* [YOUR OBJECTIVE]: Comb the records below for the string "ByLayer" and copy each line where it turns up.

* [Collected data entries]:
◆ ◆ ◆

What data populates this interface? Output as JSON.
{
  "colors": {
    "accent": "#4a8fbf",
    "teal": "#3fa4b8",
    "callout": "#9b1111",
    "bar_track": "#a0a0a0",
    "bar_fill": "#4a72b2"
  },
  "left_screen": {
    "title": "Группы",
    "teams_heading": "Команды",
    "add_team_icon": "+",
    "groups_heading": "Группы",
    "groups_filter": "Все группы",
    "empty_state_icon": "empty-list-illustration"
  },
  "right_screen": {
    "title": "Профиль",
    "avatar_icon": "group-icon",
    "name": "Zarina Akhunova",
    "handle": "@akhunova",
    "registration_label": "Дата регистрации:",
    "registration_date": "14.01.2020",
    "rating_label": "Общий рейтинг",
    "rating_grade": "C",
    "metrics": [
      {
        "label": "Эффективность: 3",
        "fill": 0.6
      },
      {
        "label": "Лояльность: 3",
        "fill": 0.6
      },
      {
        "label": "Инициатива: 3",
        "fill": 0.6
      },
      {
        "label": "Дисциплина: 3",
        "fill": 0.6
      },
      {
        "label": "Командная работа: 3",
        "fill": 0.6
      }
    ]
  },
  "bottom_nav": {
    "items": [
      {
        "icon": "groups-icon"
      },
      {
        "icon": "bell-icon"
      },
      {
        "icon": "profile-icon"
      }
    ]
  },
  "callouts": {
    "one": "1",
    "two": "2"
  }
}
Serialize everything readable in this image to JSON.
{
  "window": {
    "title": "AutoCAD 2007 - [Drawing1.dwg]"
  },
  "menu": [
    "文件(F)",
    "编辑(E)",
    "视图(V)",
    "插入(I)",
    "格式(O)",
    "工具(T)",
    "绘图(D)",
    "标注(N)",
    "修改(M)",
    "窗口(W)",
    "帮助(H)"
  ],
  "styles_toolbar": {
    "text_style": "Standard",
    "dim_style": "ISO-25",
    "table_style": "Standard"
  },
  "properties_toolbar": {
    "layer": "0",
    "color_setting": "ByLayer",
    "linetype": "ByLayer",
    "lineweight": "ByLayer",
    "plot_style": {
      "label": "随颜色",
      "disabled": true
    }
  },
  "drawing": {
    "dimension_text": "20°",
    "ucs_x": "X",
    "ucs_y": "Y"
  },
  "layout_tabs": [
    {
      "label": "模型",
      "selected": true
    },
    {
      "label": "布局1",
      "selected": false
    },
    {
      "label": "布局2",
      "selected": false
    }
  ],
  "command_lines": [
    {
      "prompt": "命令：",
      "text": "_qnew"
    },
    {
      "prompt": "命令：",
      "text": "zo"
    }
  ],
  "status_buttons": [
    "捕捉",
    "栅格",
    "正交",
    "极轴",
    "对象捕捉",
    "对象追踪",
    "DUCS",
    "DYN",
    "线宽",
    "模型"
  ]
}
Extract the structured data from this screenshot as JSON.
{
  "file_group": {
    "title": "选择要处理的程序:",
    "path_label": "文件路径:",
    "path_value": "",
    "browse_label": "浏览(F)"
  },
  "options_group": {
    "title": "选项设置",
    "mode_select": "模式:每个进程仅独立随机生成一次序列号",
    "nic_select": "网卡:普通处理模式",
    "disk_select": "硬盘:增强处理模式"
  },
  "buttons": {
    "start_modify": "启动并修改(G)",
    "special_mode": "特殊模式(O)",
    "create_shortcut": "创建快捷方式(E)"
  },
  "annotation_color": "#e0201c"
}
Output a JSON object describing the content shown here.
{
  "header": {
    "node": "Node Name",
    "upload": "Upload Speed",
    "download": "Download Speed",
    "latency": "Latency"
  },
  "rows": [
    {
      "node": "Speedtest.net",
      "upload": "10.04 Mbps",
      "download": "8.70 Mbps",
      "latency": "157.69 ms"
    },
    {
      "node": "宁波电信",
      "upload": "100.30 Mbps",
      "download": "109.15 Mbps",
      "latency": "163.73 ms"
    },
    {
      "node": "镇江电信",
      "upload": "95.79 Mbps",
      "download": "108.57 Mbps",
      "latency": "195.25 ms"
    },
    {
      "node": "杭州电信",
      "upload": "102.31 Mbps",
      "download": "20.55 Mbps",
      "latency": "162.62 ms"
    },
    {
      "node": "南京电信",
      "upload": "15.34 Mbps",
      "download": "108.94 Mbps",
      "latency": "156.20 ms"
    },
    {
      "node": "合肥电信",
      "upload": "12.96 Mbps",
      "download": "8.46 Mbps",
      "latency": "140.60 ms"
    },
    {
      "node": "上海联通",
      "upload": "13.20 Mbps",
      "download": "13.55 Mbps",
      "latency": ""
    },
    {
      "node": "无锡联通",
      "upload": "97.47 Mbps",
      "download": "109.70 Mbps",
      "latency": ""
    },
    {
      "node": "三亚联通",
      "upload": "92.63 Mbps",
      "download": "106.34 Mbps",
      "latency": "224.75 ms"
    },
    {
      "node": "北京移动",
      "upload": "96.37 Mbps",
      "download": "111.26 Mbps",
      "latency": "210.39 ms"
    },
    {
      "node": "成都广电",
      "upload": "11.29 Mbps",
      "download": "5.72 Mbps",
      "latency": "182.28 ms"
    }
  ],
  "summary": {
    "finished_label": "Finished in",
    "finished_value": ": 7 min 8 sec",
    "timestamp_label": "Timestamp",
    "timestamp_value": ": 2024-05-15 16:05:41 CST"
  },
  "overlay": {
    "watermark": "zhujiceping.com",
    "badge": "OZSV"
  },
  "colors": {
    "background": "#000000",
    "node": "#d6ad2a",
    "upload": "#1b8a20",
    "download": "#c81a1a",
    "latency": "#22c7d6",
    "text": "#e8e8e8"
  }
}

◆ ◆ ◆

* [COMPLETE OUTPUT]:
    "color_setting": "ByLayer",
    "linetype": "ByLayer",
    "lineweight": "ByLayer",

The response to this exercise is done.